Task inputs —

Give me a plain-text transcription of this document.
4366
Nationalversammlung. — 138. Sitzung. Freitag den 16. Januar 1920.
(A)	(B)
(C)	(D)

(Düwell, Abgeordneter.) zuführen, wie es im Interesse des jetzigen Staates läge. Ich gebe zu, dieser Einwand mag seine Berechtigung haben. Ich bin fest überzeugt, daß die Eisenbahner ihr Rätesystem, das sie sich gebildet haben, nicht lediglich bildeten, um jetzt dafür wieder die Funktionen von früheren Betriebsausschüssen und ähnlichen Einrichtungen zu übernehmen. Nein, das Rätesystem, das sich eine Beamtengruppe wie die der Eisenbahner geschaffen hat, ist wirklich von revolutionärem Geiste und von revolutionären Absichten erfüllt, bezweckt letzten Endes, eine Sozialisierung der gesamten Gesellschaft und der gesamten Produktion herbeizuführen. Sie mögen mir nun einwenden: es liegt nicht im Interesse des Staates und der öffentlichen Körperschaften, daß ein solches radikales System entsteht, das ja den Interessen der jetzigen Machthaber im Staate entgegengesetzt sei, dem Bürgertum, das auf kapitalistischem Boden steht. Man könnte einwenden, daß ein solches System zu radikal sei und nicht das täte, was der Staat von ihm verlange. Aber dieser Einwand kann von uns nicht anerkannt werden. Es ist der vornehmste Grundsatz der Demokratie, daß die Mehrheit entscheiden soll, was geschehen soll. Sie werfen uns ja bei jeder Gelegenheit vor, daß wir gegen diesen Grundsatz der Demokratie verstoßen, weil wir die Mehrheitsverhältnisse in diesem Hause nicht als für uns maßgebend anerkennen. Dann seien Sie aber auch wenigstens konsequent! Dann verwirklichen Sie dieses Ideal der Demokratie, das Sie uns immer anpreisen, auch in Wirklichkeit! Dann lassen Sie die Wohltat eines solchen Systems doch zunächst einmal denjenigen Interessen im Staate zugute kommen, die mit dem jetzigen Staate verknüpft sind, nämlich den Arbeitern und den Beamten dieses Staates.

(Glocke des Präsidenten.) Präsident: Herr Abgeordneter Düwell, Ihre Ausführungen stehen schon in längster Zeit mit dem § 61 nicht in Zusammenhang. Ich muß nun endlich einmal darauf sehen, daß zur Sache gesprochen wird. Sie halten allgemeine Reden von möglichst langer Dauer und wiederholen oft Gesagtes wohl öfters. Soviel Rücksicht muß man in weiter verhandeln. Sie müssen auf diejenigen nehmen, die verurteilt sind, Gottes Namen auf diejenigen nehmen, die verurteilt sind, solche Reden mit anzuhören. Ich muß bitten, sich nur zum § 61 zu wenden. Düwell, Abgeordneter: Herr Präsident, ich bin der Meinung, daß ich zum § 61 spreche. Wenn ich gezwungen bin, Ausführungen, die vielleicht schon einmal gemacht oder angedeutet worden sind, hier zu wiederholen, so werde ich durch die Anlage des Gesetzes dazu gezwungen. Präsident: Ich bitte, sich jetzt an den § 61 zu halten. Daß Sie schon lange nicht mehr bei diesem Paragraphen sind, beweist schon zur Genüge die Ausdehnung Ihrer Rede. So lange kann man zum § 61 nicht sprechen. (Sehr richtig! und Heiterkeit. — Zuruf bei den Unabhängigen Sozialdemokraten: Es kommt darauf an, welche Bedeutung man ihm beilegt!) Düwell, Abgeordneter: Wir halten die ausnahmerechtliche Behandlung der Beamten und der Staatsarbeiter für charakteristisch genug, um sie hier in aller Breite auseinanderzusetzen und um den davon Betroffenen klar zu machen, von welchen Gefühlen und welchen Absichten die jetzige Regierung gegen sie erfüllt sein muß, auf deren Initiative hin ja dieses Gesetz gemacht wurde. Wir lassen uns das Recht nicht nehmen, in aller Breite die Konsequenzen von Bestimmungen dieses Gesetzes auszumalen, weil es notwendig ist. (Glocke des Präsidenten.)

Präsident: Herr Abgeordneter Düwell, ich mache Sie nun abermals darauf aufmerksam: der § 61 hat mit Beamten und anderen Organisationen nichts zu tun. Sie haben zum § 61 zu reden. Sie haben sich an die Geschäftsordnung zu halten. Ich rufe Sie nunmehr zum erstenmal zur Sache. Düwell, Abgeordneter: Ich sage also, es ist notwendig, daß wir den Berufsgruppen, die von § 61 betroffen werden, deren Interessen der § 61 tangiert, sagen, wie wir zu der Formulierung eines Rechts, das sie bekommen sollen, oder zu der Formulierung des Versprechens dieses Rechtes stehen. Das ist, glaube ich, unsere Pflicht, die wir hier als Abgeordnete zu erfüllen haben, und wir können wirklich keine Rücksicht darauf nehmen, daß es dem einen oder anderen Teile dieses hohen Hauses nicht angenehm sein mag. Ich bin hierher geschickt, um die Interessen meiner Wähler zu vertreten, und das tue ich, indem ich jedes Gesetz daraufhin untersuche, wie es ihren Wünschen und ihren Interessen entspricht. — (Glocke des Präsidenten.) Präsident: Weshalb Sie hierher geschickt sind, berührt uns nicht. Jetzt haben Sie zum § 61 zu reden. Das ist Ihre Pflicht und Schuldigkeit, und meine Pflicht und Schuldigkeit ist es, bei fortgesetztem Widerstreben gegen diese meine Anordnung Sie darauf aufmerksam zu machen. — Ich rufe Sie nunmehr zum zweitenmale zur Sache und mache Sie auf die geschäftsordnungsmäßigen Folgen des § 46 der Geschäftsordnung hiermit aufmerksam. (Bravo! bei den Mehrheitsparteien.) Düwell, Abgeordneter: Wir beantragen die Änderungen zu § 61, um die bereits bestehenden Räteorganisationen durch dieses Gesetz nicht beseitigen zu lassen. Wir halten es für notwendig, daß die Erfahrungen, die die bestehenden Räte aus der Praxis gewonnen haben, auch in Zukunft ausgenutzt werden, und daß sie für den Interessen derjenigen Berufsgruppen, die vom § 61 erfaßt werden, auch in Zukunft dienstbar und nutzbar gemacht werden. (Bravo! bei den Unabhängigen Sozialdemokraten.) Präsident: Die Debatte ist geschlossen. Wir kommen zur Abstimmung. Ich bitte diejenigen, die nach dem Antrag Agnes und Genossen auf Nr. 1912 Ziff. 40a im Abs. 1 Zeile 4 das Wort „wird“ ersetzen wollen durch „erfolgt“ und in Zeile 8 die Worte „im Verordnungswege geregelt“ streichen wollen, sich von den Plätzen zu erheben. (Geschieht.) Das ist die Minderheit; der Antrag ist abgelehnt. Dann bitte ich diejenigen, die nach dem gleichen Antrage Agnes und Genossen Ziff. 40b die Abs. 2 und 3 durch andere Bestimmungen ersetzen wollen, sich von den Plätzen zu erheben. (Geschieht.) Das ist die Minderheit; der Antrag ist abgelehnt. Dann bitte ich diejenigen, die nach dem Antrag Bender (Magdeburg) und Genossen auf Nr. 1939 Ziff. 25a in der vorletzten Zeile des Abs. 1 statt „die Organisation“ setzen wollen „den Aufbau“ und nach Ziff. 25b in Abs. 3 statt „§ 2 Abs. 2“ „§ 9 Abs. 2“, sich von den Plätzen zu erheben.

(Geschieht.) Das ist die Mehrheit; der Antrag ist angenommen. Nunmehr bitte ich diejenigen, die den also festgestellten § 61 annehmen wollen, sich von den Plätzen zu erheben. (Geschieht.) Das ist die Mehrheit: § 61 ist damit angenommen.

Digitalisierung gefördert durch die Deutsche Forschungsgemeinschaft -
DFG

Your goal — Word for word, restate each line of the material.

Task result —
Give me a plain-text transcription of this document.
4366
Nationalversammlung. — 138. Sitzung. Freitag den 16. Januar 1920.
(A)	(B)
(C)	(D)

(Düwell, Abgeordneter.) zuführen, wie es im Interesse des jetzigen Staates läge. Ich gebe zu, dieser Einwand mag seine Berechtigung haben. Ich bin fest überzeugt, daß die Eisenbahner ihr Rätesystem, das sie sich gebildet haben, nicht lediglich bildeten, um jetzt dafür wieder die Funktionen von früheren Betriebsausschüssen und ähnlichen Einrichtungen zu übernehmen. Nein, das Rätesystem, das sich eine Beamtengruppe wie die der Eisenbahner geschaffen hat, ist wirklich von revolutionärem Geiste und von revolutionären Absichten erfüllt, bezweckt letzten Endes, eine Sozialisierung der gesamten Gesellschaft und der gesamten Produktion herbeizuführen. Sie mögen mir nun einwenden: es liegt nicht im Interesse des Staates und der öffentlichen Körperschaften, daß ein solches radikales System entsteht, das ja den Interessen der jetzigen Machthaber im Staate entgegengesetzt sei, dem Bürgertum, das auf kapitalistischem Boden steht. Man könnte einwenden, daß ein solches System zu radikal sei und nicht das täte, was der Staat von ihm verlange. Aber dieser Einwand kann von uns nicht anerkannt werden. Es ist der vornehmste Grundsatz der Demokratie, daß die Mehrheit entscheiden soll, was geschehen soll. Sie werfen uns ja bei jeder Gelegenheit vor, daß wir gegen diesen Grundsatz der Demokratie verstoßen, weil wir die Mehrheitsverhältnisse in diesem Hause nicht als für uns maßgebend anerkennen. Dann seien Sie aber auch wenigstens konsequent! Dann verwirklichen Sie dieses Ideal der Demokratie, das Sie uns immer anpreisen, auch in Wirklichkeit! Dann lassen Sie die Wohltat eines solchen Systems doch zunächst einmal denjenigen Interessen im Staate zugute kommen, die mit dem jetzigen Staate verknüpft sind, nämlich den Arbeitern und den Beamten dieses Staates.

(Glocke des Präsidenten.) Präsident: Herr Abgeordneter Düwell, Ihre Ausführungen stehen schon in längster Zeit mit dem § 61 nicht in Zusammenhang. Ich muß nun endlich einmal darauf sehen, daß zur Sache gesprochen wird. Sie halten allgemeine Reden von möglichst langer Dauer und wiederholen oft Gesagtes wohl öfters. Soviel Rücksicht muß man in weiter verhandeln. Sie müssen auf diejenigen nehmen, die verurteilt sind, Gottes Namen auf diejenigen nehmen, die verurteilt sind, solche Reden mit anzuhören. Ich muß bitten, sich nur zum § 61 zu wenden. Düwell, Abgeordneter: Herr Präsident, ich bin der Meinung, daß ich zum § 61 spreche. Wenn ich gezwungen bin, Ausführungen, die vielleicht schon einmal gemacht oder angedeutet worden sind, hier zu wiederholen, so werde ich durch die Anlage des Gesetzes dazu gezwungen. Präsident: Ich bitte, sich jetzt an den § 61 zu halten. Daß Sie schon lange nicht mehr bei diesem Paragraphen sind, beweist schon zur Genüge die Ausdehnung Ihrer Rede. So lange kann man zum § 61 nicht sprechen. (Sehr richtig! und Heiterkeit. — Zuruf bei den Unabhängigen Sozialdemokraten: Es kommt darauf an, welche Bedeutung man ihm beilegt!) Düwell, Abgeordneter: Wir halten die ausnahmerechtliche Behandlung der Beamten und der Staatsarbeiter für charakteristisch genug, um sie hier in aller Breite auseinanderzusetzen und um den davon Betroffenen klar zu machen, von welchen Gefühlen und welchen Absichten die jetzige Regierung gegen sie erfüllt sein muß, auf deren Initiative hin ja dieses Gesetz gemacht wurde. Wir lassen uns das Recht nicht nehmen, in aller Breite die Konsequenzen von Bestimmungen dieses Gesetzes auszumalen, weil es notwendig ist. (Glocke des Präsidenten.)

Präsident: Herr Abgeordneter Düwell, ich mache Sie nun abermals darauf aufmerksam: der § 61 hat mit Beamten und anderen Organisationen nichts zu tun. Sie haben zum § 61 zu reden. Sie haben sich an die Geschäftsordnung zu halten. Ich rufe Sie nunmehr zum erstenmal zur Sache. Düwell, Abgeordneter: Ich sage also, es ist notwendig, daß wir den Berufsgruppen, die von § 61 betroffen werden, deren Interessen der § 61 tangiert, sagen, wie wir zu der Formulierung eines Rechts, das sie bekommen sollen, oder zu der Formulierung des Versprechens dieses Rechtes stehen. Das ist, glaube ich, unsere Pflicht, die wir hier als Abgeordnete zu erfüllen haben, und wir können wirklich keine Rücksicht darauf nehmen, daß es dem einen oder anderen Teile dieses hohen Hauses nicht angenehm sein mag. Ich bin hierher geschickt, um die Interessen meiner Wähler zu vertreten, und das tue ich, indem ich jedes Gesetz daraufhin untersuche, wie es ihren Wünschen und ihren Interessen entspricht. — (Glocke des Präsidenten.) Präsident: Weshalb Sie hierher geschickt sind, berührt uns nicht. Jetzt haben Sie zum § 61 zu reden. Das ist Ihre Pflicht und Schuldigkeit, und meine Pflicht und Schuldigkeit ist es, bei fortgesetztem Widerstreben gegen diese meine Anordnung Sie darauf aufmerksam zu machen. — Ich rufe Sie nunmehr zum zweitenmale zur Sache und mache Sie auf die geschäftsordnungsmäßigen Folgen des § 46 der Geschäftsordnung hiermit aufmerksam. (Bravo! bei den Mehrheitsparteien.) Düwell, Abgeordneter: Wir beantragen die Änderungen zu § 61, um die bereits bestehenden Räteorganisationen durch dieses Gesetz nicht beseitigen zu lassen. Wir halten es für notwendig, daß die Erfahrungen, die die bestehenden Räte aus der Praxis gewonnen haben, auch in Zukunft ausgenutzt werden, und daß sie für den Interessen derjenigen Berufsgruppen, die vom § 61 erfaßt werden, auch in Zukunft dienstbar und nutzbar gemacht werden. (Bravo! bei den Unabhängigen Sozialdemokraten.) Präsident: Die Debatte ist geschlossen. Wir kommen zur Abstimmung. Ich bitte diejenigen, die nach dem Antrag Agnes und Genossen auf Nr. 1912 Ziff. 40a im Abs. 1 Zeile 4 das Wort „wird“ ersetzen wollen durch „erfolgt“ und in Zeile 8 die Worte „im Verordnungswege geregelt“ streichen wollen, sich von den Plätzen zu erheben. (Geschieht.) Das ist die Minderheit; der Antrag ist abgelehnt. Dann bitte ich diejenigen, die nach dem gleichen Antrage Agnes und Genossen Ziff. 40b die Abs. 2 und 3 durch andere Bestimmungen ersetzen wollen, sich von den Plätzen zu erheben. (Geschieht.) Das ist die Minderheit; der Antrag ist abgelehnt. Dann bitte ich diejenigen, die nach dem Antrag Bender (Magdeburg) und Genossen auf Nr. 1939 Ziff. 25a in der vorletzten Zeile des Abs. 1 statt „die Organisation“ setzen wollen „den Aufbau“ und nach Ziff. 25b in Abs. 3 statt „§ 2 Abs. 2“ „§ 9 Abs. 2“, sich von den Plätzen zu erheben.

(Geschieht.) Das ist die Mehrheit; der Antrag ist angenommen. Nunmehr bitte ich diejenigen, die den also festgestellten § 61 annehmen wollen, sich von den Plätzen zu erheben. (Geschieht.) Das ist die Mehrheit: § 61 ist damit angenommen.

Digitalisierung gefördert durch die Deutsche Forschungsgemeinschaft -
DFG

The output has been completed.